:: GOAL OF THE EXERCISE ::
In the entries below, find the lines with the word "object" and copy them.

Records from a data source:
--- Begin ---

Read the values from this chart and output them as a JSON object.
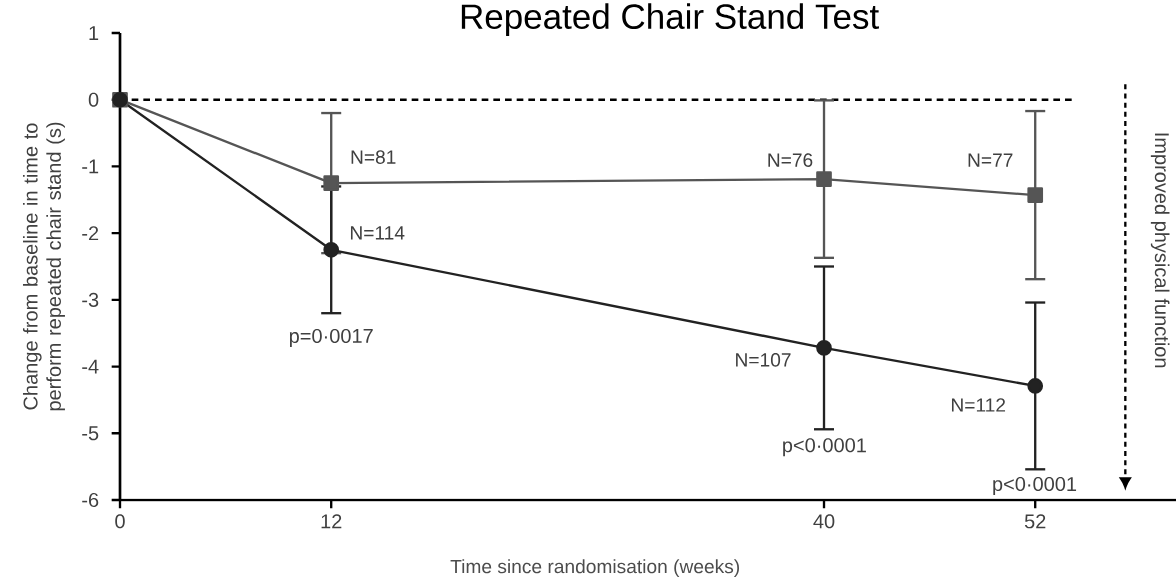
{
  "chart_data": {
    "type": "line",
    "title": "Repeated Chair Stand Test",
    "xlabel": "Time since randomisation (weeks)",
    "ylabel": "Change from baseline in time to perform repeated chair stand (s)",
    "x": [
      0,
      12,
      40,
      52
    ],
    "xlim": [
      0,
      60
    ],
    "xticks": [
      0,
      12,
      40,
      52
    ],
    "ylim": [
      -6,
      1
    ],
    "yticks": [
      -6,
      -5,
      -4,
      -3,
      -2,
      -1,
      0,
      1
    ],
    "grid": false,
    "line_style": "solid",
    "series": [
      {
        "color": "#555555",
        "marker": "square",
        "values": [
          0,
          -1.25,
          -1.19,
          -1.43
        ],
        "errors": [
          null,
          1.05,
          1.18,
          1.26
        ]
      },
      {
        "color": "#222222",
        "marker": "circle",
        "values": [
          0,
          -2.25,
          -3.72,
          -4.29
        ],
        "errors": [
          null,
          0.95,
          1.22,
          1.25
        ]
      }
    ],
    "ref_lines": [
      {
        "axis": "y",
        "value": 0,
        "color": "#000000",
        "line_style": "dashed"
      }
    ],
    "annotations": [
      {
        "text": "N=81",
        "x": 12,
        "y": -1.25
      },
      {
        "text": "N=114",
        "x": 12,
        "y": -2.25
      },
      "p=0·0017",
      {
        "text": "N=76",
        "x": 40,
        "y": -1.19
      },
      {
        "text": "N=107",
        "x": 40,
        "y": -3.72
      },
      "p<0·0001",
      {
        "text": "N=77",
        "x": 52,
        "y": -1.43
      },
      {
        "text": "N=112",
        "x": 52,
        "y": -4.29
      },
      "p<0·0001",
      "Improved physical function"
    ]
  }
}
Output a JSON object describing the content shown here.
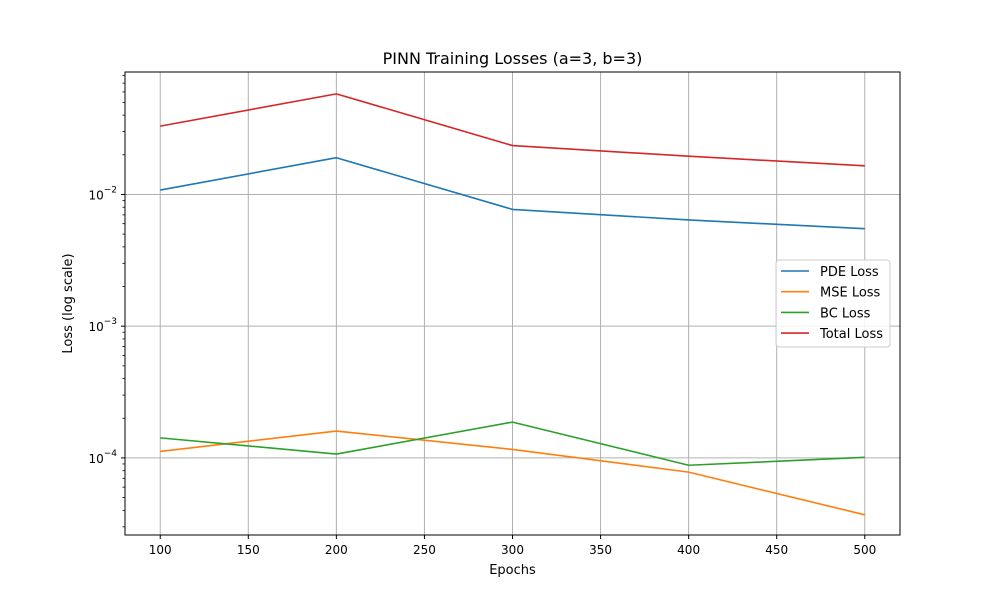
{
  "chart_data": {
    "type": "line",
    "title": "PINN Training Losses (a=3, b=3)",
    "xlabel": "Epochs",
    "ylabel": "Loss (log scale)",
    "yscale": "log",
    "x": [
      100,
      200,
      300,
      400,
      500
    ],
    "xticks": [
      "100",
      "150",
      "200",
      "250",
      "300",
      "350",
      "400",
      "450",
      "500"
    ],
    "yticks": [
      {
        "value": 0.01,
        "base": "10",
        "exp": "−2"
      },
      {
        "value": 0.001,
        "base": "10",
        "exp": "−3"
      },
      {
        "value": 0.0001,
        "base": "10",
        "exp": "−4"
      }
    ],
    "xlim": [
      80,
      520
    ],
    "ylim": [
      2.6e-05,
      0.085
    ],
    "grid": true,
    "legend_position": "center-right",
    "series": [
      {
        "name": "PDE Loss",
        "color": "#1f77b4",
        "values": [
          0.0108,
          0.019,
          0.0077,
          0.0064,
          0.0055
        ]
      },
      {
        "name": "MSE Loss",
        "color": "#ff7f0e",
        "values": [
          0.000112,
          0.00016,
          0.000116,
          7.8e-05,
          3.7e-05
        ]
      },
      {
        "name": "BC Loss",
        "color": "#2ca02c",
        "values": [
          0.000142,
          0.000107,
          0.000187,
          8.8e-05,
          0.000101
        ]
      },
      {
        "name": "Total Loss",
        "color": "#d62728",
        "values": [
          0.033,
          0.058,
          0.0235,
          0.0195,
          0.0165
        ]
      }
    ]
  }
}
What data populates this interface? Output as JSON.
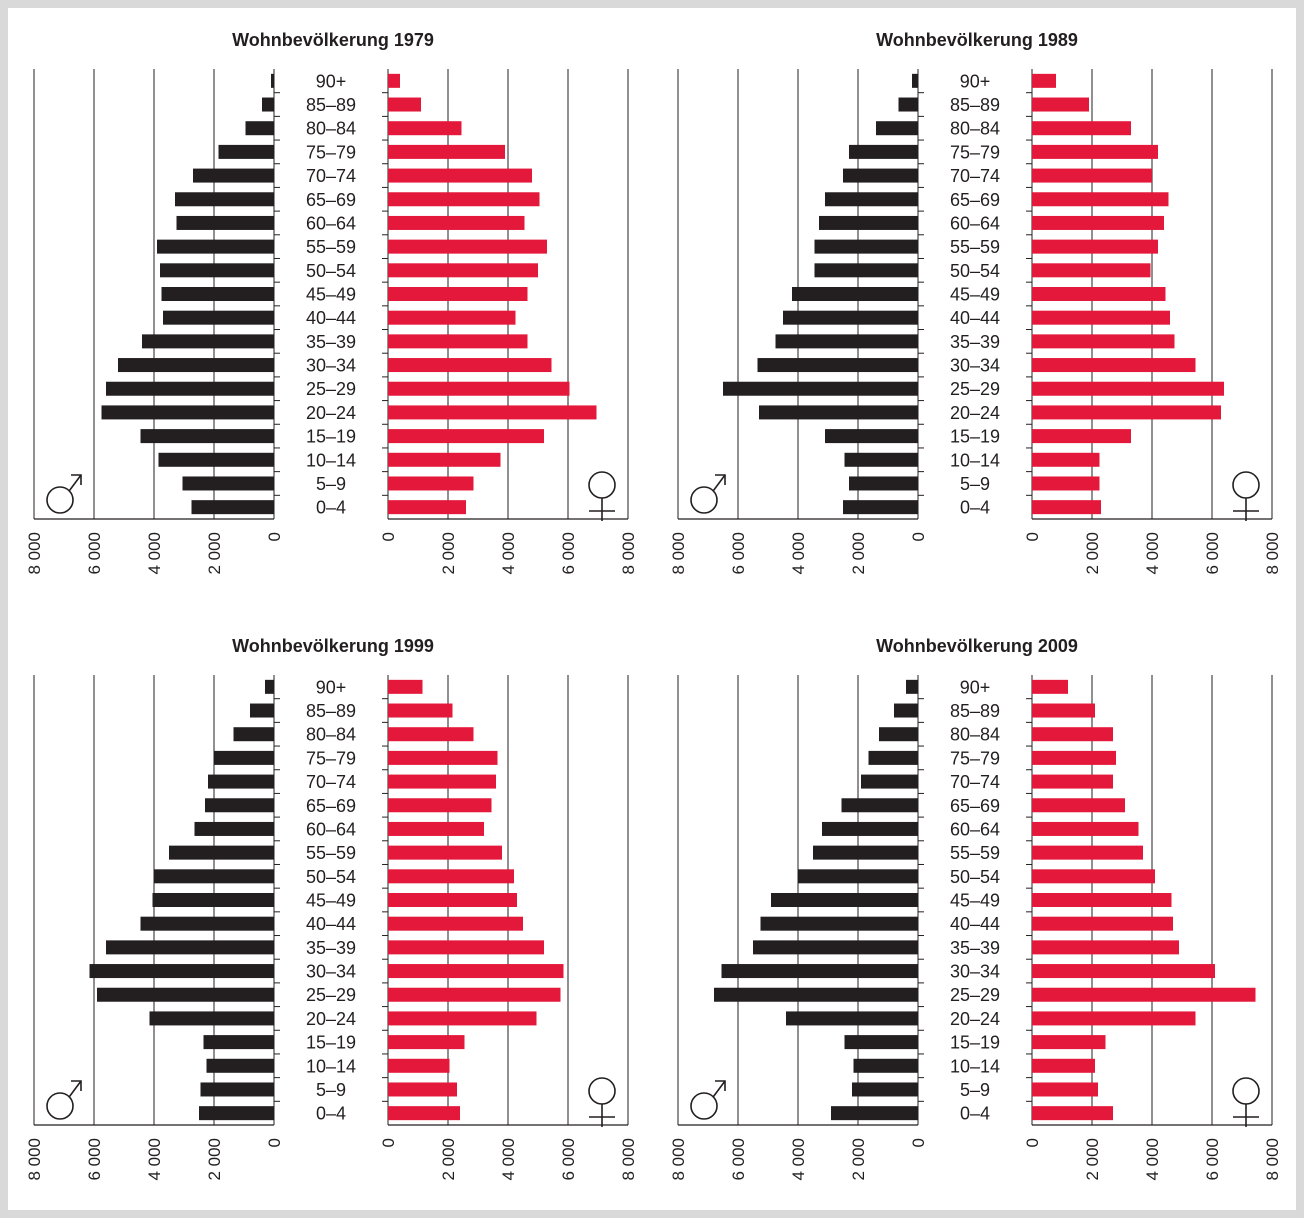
{
  "colors": {
    "male": "#231f20",
    "female": "#e4183a",
    "axis": "#231f20",
    "background_border": "#d9d9d9"
  },
  "icons": {
    "male": "male-symbol-icon",
    "female": "female-symbol-icon"
  },
  "chart_data": [
    {
      "type": "bar",
      "title": "Wohnbevölkerung 1979",
      "categories": [
        "90+",
        "85–89",
        "80–84",
        "75–79",
        "70–74",
        "65–69",
        "60–64",
        "55–59",
        "50–54",
        "45–49",
        "40–44",
        "35–39",
        "30–34",
        "25–29",
        "20–24",
        "15–19",
        "10–14",
        "5–9",
        "0–4"
      ],
      "series": [
        {
          "values": [
            100,
            400,
            950,
            1850,
            2700,
            3300,
            3250,
            3900,
            3800,
            3750,
            3700,
            4400,
            5200,
            5600,
            5750,
            4450,
            3850,
            3050,
            2750
          ]
        },
        {
          "values": [
            400,
            1100,
            2450,
            3900,
            4800,
            5050,
            4550,
            5300,
            5000,
            4650,
            4250,
            4650,
            5450,
            6050,
            6950,
            5200,
            3750,
            2850,
            2600
          ]
        }
      ],
      "xlim": [
        0,
        8000
      ],
      "ticks": [
        "0",
        "2 000",
        "4 000",
        "6 000",
        "8 000"
      ],
      "grid": true
    },
    {
      "type": "bar",
      "title": "Wohnbevölkerung 1989",
      "categories": [
        "90+",
        "85–89",
        "80–84",
        "75–79",
        "70–74",
        "65–69",
        "60–64",
        "55–59",
        "50–54",
        "45–49",
        "40–44",
        "35–39",
        "30–34",
        "25–29",
        "20–24",
        "15–19",
        "10–14",
        "5–9",
        "0–4"
      ],
      "series": [
        {
          "values": [
            200,
            650,
            1400,
            2300,
            2500,
            3100,
            3300,
            3450,
            3450,
            4200,
            4500,
            4750,
            5350,
            6500,
            5300,
            3100,
            2450,
            2300,
            2500
          ]
        },
        {
          "values": [
            800,
            1900,
            3300,
            4200,
            4000,
            4550,
            4400,
            4200,
            3950,
            4450,
            4600,
            4750,
            5450,
            6400,
            6300,
            3300,
            2250,
            2250,
            2300
          ]
        }
      ],
      "xlim": [
        0,
        8000
      ],
      "ticks": [
        "0",
        "2 000",
        "4 000",
        "6 000",
        "8 000"
      ],
      "grid": true
    },
    {
      "type": "bar",
      "title": "Wohnbevölkerung 1999",
      "categories": [
        "90+",
        "85–89",
        "80–84",
        "75–79",
        "70–74",
        "65–69",
        "60–64",
        "55–59",
        "50–54",
        "45–49",
        "40–44",
        "35–39",
        "30–34",
        "25–29",
        "20–24",
        "15–19",
        "10–14",
        "5–9",
        "0–4"
      ],
      "series": [
        {
          "values": [
            300,
            800,
            1350,
            2000,
            2200,
            2300,
            2650,
            3500,
            4000,
            4050,
            4450,
            5600,
            6150,
            5900,
            4150,
            2350,
            2250,
            2450,
            2500
          ]
        },
        {
          "values": [
            1150,
            2150,
            2850,
            3650,
            3600,
            3450,
            3200,
            3800,
            4200,
            4300,
            4500,
            5200,
            5850,
            5750,
            4950,
            2550,
            2050,
            2300,
            2400
          ]
        }
      ],
      "xlim": [
        0,
        8000
      ],
      "ticks": [
        "0",
        "2 000",
        "4 000",
        "6 000",
        "8 000"
      ],
      "grid": true
    },
    {
      "type": "bar",
      "title": "Wohnbevölkerung 2009",
      "categories": [
        "90+",
        "85–89",
        "80–84",
        "75–79",
        "70–74",
        "65–69",
        "60–64",
        "55–59",
        "50–54",
        "45–49",
        "40–44",
        "35–39",
        "30–34",
        "25–29",
        "20–24",
        "15–19",
        "10–14",
        "5–9",
        "0–4"
      ],
      "series": [
        {
          "values": [
            400,
            800,
            1300,
            1650,
            1900,
            2550,
            3200,
            3500,
            4000,
            4900,
            5250,
            5500,
            6550,
            6800,
            4400,
            2450,
            2150,
            2200,
            2900
          ]
        },
        {
          "values": [
            1200,
            2100,
            2700,
            2800,
            2700,
            3100,
            3550,
            3700,
            4100,
            4650,
            4700,
            4900,
            6100,
            7450,
            5450,
            2450,
            2100,
            2200,
            2700
          ]
        }
      ],
      "xlim": [
        0,
        8000
      ],
      "ticks": [
        "0",
        "2 000",
        "4 000",
        "6 000",
        "8 000"
      ],
      "grid": true
    }
  ]
}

--- End ---

:: OUTPUT OF THE EXERCISE ::
Read the values from this chart and output them as a JSON object.
Output a JSON object describing the content shown here.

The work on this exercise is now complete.